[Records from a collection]
++++++++

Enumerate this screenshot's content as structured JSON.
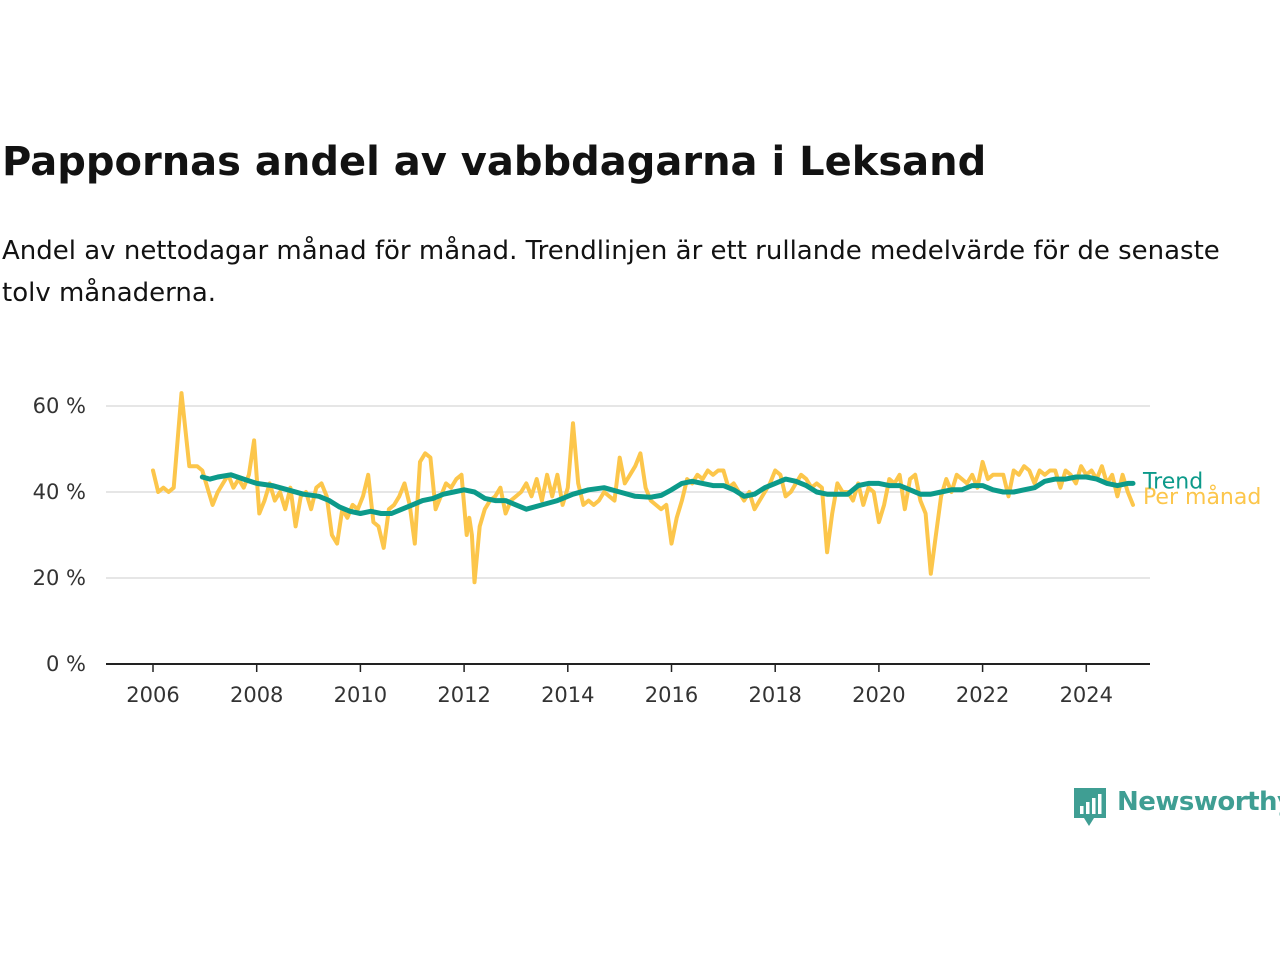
{
  "header": {
    "title": "Pappornas andel av vabbdagarna i Leksand",
    "subtitle": "Andel av nettodagar månad för månad. Trendlinjen är ett rullande medelvärde för de senaste tolv månaderna."
  },
  "brand": {
    "name": "Newsworthy",
    "color": "#3f9e93",
    "icon": "chart-bubble-icon"
  },
  "chart_data": {
    "type": "line",
    "title": "Pappornas andel av vabbdagarna i Leksand",
    "subtitle": "Andel av nettodagar månad för månad. Trendlinjen är ett rullande medelvärde för de senaste tolv månaderna.",
    "xlabel": "",
    "ylabel": "",
    "x_ticks": [
      "2006",
      "2008",
      "2010",
      "2012",
      "2014",
      "2016",
      "2018",
      "2020",
      "2022",
      "2024"
    ],
    "y_ticks": [
      "0 %",
      "20 %",
      "40 %",
      "60 %"
    ],
    "xlim": [
      2005.75,
      2025.25
    ],
    "ylim": [
      0,
      65
    ],
    "grid": "horizontal",
    "legend": "inline-right",
    "colors": {
      "monthly": "#fcc64b",
      "trend": "#0c9a8a",
      "grid": "#dddddd",
      "axis": "#222222"
    },
    "series": [
      {
        "name": "Per månad",
        "key": "monthly",
        "color": "#fcc64b",
        "points": [
          [
            2006.0,
            45
          ],
          [
            2006.1,
            40
          ],
          [
            2006.2,
            41
          ],
          [
            2006.3,
            40
          ],
          [
            2006.4,
            41
          ],
          [
            2006.55,
            63
          ],
          [
            2006.7,
            46
          ],
          [
            2006.85,
            46
          ],
          [
            2006.95,
            45
          ],
          [
            2007.05,
            41
          ],
          [
            2007.15,
            37
          ],
          [
            2007.25,
            40
          ],
          [
            2007.35,
            42
          ],
          [
            2007.45,
            44
          ],
          [
            2007.55,
            41
          ],
          [
            2007.65,
            43
          ],
          [
            2007.75,
            41
          ],
          [
            2007.85,
            44
          ],
          [
            2007.95,
            52
          ],
          [
            2008.05,
            35
          ],
          [
            2008.15,
            38
          ],
          [
            2008.25,
            42
          ],
          [
            2008.35,
            38
          ],
          [
            2008.45,
            40
          ],
          [
            2008.55,
            36
          ],
          [
            2008.65,
            41
          ],
          [
            2008.75,
            32
          ],
          [
            2008.85,
            39
          ],
          [
            2008.95,
            40
          ],
          [
            2009.05,
            36
          ],
          [
            2009.15,
            41
          ],
          [
            2009.25,
            42
          ],
          [
            2009.35,
            39
          ],
          [
            2009.45,
            30
          ],
          [
            2009.55,
            28
          ],
          [
            2009.65,
            36
          ],
          [
            2009.75,
            34
          ],
          [
            2009.85,
            37
          ],
          [
            2009.95,
            36
          ],
          [
            2010.05,
            39
          ],
          [
            2010.15,
            44
          ],
          [
            2010.25,
            33
          ],
          [
            2010.35,
            32
          ],
          [
            2010.45,
            27
          ],
          [
            2010.55,
            36
          ],
          [
            2010.65,
            37
          ],
          [
            2010.75,
            39
          ],
          [
            2010.85,
            42
          ],
          [
            2010.95,
            37
          ],
          [
            2011.05,
            28
          ],
          [
            2011.15,
            47
          ],
          [
            2011.25,
            49
          ],
          [
            2011.35,
            48
          ],
          [
            2011.45,
            36
          ],
          [
            2011.55,
            39
          ],
          [
            2011.65,
            42
          ],
          [
            2011.75,
            41
          ],
          [
            2011.85,
            43
          ],
          [
            2011.95,
            44
          ],
          [
            2012.05,
            30
          ],
          [
            2012.1,
            34
          ],
          [
            2012.15,
            30
          ],
          [
            2012.2,
            19
          ],
          [
            2012.3,
            32
          ],
          [
            2012.4,
            36
          ],
          [
            2012.5,
            38
          ],
          [
            2012.6,
            39
          ],
          [
            2012.7,
            41
          ],
          [
            2012.8,
            35
          ],
          [
            2012.9,
            38
          ],
          [
            2013.0,
            39
          ],
          [
            2013.1,
            40
          ],
          [
            2013.2,
            42
          ],
          [
            2013.3,
            39
          ],
          [
            2013.4,
            43
          ],
          [
            2013.5,
            38
          ],
          [
            2013.6,
            44
          ],
          [
            2013.7,
            39
          ],
          [
            2013.8,
            44
          ],
          [
            2013.9,
            37
          ],
          [
            2014.0,
            41
          ],
          [
            2014.1,
            56
          ],
          [
            2014.2,
            42
          ],
          [
            2014.3,
            37
          ],
          [
            2014.4,
            38
          ],
          [
            2014.5,
            37
          ],
          [
            2014.6,
            38
          ],
          [
            2014.7,
            40
          ],
          [
            2014.8,
            39
          ],
          [
            2014.9,
            38
          ],
          [
            2015.0,
            48
          ],
          [
            2015.1,
            42
          ],
          [
            2015.2,
            44
          ],
          [
            2015.3,
            46
          ],
          [
            2015.4,
            49
          ],
          [
            2015.5,
            41
          ],
          [
            2015.6,
            38
          ],
          [
            2015.7,
            37
          ],
          [
            2015.8,
            36
          ],
          [
            2015.9,
            37
          ],
          [
            2016.0,
            28
          ],
          [
            2016.1,
            34
          ],
          [
            2016.2,
            38
          ],
          [
            2016.3,
            43
          ],
          [
            2016.4,
            42
          ],
          [
            2016.5,
            44
          ],
          [
            2016.6,
            43
          ],
          [
            2016.7,
            45
          ],
          [
            2016.8,
            44
          ],
          [
            2016.9,
            45
          ],
          [
            2017.0,
            45
          ],
          [
            2017.1,
            41
          ],
          [
            2017.2,
            42
          ],
          [
            2017.3,
            40
          ],
          [
            2017.4,
            38
          ],
          [
            2017.5,
            40
          ],
          [
            2017.6,
            36
          ],
          [
            2017.7,
            38
          ],
          [
            2017.8,
            40
          ],
          [
            2017.9,
            42
          ],
          [
            2018.0,
            45
          ],
          [
            2018.1,
            44
          ],
          [
            2018.2,
            39
          ],
          [
            2018.3,
            40
          ],
          [
            2018.4,
            42
          ],
          [
            2018.5,
            44
          ],
          [
            2018.6,
            43
          ],
          [
            2018.7,
            41
          ],
          [
            2018.8,
            42
          ],
          [
            2018.9,
            41
          ],
          [
            2019.0,
            26
          ],
          [
            2019.1,
            35
          ],
          [
            2019.2,
            42
          ],
          [
            2019.3,
            40
          ],
          [
            2019.4,
            40
          ],
          [
            2019.5,
            38
          ],
          [
            2019.6,
            42
          ],
          [
            2019.7,
            37
          ],
          [
            2019.8,
            41
          ],
          [
            2019.9,
            40
          ],
          [
            2020.0,
            33
          ],
          [
            2020.1,
            37
          ],
          [
            2020.2,
            43
          ],
          [
            2020.3,
            42
          ],
          [
            2020.4,
            44
          ],
          [
            2020.5,
            36
          ],
          [
            2020.6,
            43
          ],
          [
            2020.7,
            44
          ],
          [
            2020.8,
            38
          ],
          [
            2020.9,
            35
          ],
          [
            2021.0,
            21
          ],
          [
            2021.1,
            30
          ],
          [
            2021.2,
            39
          ],
          [
            2021.3,
            43
          ],
          [
            2021.4,
            40
          ],
          [
            2021.5,
            44
          ],
          [
            2021.6,
            43
          ],
          [
            2021.7,
            42
          ],
          [
            2021.8,
            44
          ],
          [
            2021.9,
            41
          ],
          [
            2022.0,
            47
          ],
          [
            2022.1,
            43
          ],
          [
            2022.2,
            44
          ],
          [
            2022.3,
            44
          ],
          [
            2022.4,
            44
          ],
          [
            2022.5,
            39
          ],
          [
            2022.6,
            45
          ],
          [
            2022.7,
            44
          ],
          [
            2022.8,
            46
          ],
          [
            2022.9,
            45
          ],
          [
            2023.0,
            42
          ],
          [
            2023.1,
            45
          ],
          [
            2023.2,
            44
          ],
          [
            2023.3,
            45
          ],
          [
            2023.4,
            45
          ],
          [
            2023.5,
            41
          ],
          [
            2023.6,
            45
          ],
          [
            2023.7,
            44
          ],
          [
            2023.8,
            42
          ],
          [
            2023.9,
            46
          ],
          [
            2024.0,
            44
          ],
          [
            2024.1,
            45
          ],
          [
            2024.2,
            43
          ],
          [
            2024.3,
            46
          ],
          [
            2024.4,
            42
          ],
          [
            2024.5,
            44
          ],
          [
            2024.6,
            39
          ],
          [
            2024.7,
            44
          ],
          [
            2024.8,
            40
          ],
          [
            2024.9,
            37
          ]
        ]
      },
      {
        "name": "Trend",
        "key": "trend",
        "color": "#0c9a8a",
        "points": [
          [
            2006.95,
            43.5
          ],
          [
            2007.1,
            43.0
          ],
          [
            2007.25,
            43.5
          ],
          [
            2007.5,
            44.0
          ],
          [
            2007.75,
            43.0
          ],
          [
            2008.0,
            42.0
          ],
          [
            2008.3,
            41.5
          ],
          [
            2008.6,
            40.5
          ],
          [
            2008.9,
            39.5
          ],
          [
            2009.2,
            39.0
          ],
          [
            2009.4,
            38.0
          ],
          [
            2009.6,
            36.5
          ],
          [
            2009.8,
            35.5
          ],
          [
            2010.0,
            35.0
          ],
          [
            2010.2,
            35.5
          ],
          [
            2010.4,
            35.0
          ],
          [
            2010.6,
            35.0
          ],
          [
            2010.8,
            36.0
          ],
          [
            2011.0,
            37.0
          ],
          [
            2011.2,
            38.0
          ],
          [
            2011.4,
            38.5
          ],
          [
            2011.6,
            39.5
          ],
          [
            2011.8,
            40.0
          ],
          [
            2012.0,
            40.5
          ],
          [
            2012.2,
            40.0
          ],
          [
            2012.4,
            38.5
          ],
          [
            2012.6,
            38.0
          ],
          [
            2012.8,
            38.0
          ],
          [
            2013.0,
            37.0
          ],
          [
            2013.2,
            36.0
          ],
          [
            2013.5,
            37.0
          ],
          [
            2013.8,
            38.0
          ],
          [
            2014.1,
            39.5
          ],
          [
            2014.4,
            40.5
          ],
          [
            2014.7,
            41.0
          ],
          [
            2015.0,
            40.0
          ],
          [
            2015.3,
            39.0
          ],
          [
            2015.6,
            38.8
          ],
          [
            2015.8,
            39.2
          ],
          [
            2016.0,
            40.5
          ],
          [
            2016.2,
            42.0
          ],
          [
            2016.4,
            42.5
          ],
          [
            2016.6,
            42.0
          ],
          [
            2016.8,
            41.5
          ],
          [
            2017.0,
            41.5
          ],
          [
            2017.2,
            40.5
          ],
          [
            2017.4,
            39.0
          ],
          [
            2017.6,
            39.5
          ],
          [
            2017.8,
            41.0
          ],
          [
            2018.0,
            42.0
          ],
          [
            2018.2,
            43.0
          ],
          [
            2018.4,
            42.5
          ],
          [
            2018.6,
            41.5
          ],
          [
            2018.8,
            40.0
          ],
          [
            2019.0,
            39.5
          ],
          [
            2019.2,
            39.5
          ],
          [
            2019.4,
            39.5
          ],
          [
            2019.6,
            41.5
          ],
          [
            2019.8,
            42.0
          ],
          [
            2020.0,
            42.0
          ],
          [
            2020.2,
            41.5
          ],
          [
            2020.4,
            41.5
          ],
          [
            2020.6,
            40.5
          ],
          [
            2020.8,
            39.5
          ],
          [
            2021.0,
            39.5
          ],
          [
            2021.2,
            40.0
          ],
          [
            2021.4,
            40.5
          ],
          [
            2021.6,
            40.5
          ],
          [
            2021.8,
            41.5
          ],
          [
            2022.0,
            41.5
          ],
          [
            2022.2,
            40.5
          ],
          [
            2022.4,
            40.0
          ],
          [
            2022.6,
            40.0
          ],
          [
            2022.8,
            40.5
          ],
          [
            2023.0,
            41.0
          ],
          [
            2023.2,
            42.5
          ],
          [
            2023.4,
            43.0
          ],
          [
            2023.6,
            43.0
          ],
          [
            2023.8,
            43.5
          ],
          [
            2024.0,
            43.5
          ],
          [
            2024.2,
            43.0
          ],
          [
            2024.4,
            42.0
          ],
          [
            2024.6,
            41.5
          ],
          [
            2024.8,
            42.0
          ],
          [
            2024.9,
            42.0
          ]
        ]
      }
    ]
  }
}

++++++++

> What to do:
Select and copy every line of the material that holds the string "senaste".

> Reply:
    "subtitle": "Andel av nettodagar månad för månad. Trendlinjen är ett rullande medelvärde för de senaste tolv månaderna."
    "subtitle": "Andel av nettodagar månad för månad. Trendlinjen är ett rullande medelvärde för de senaste tolv månaderna.",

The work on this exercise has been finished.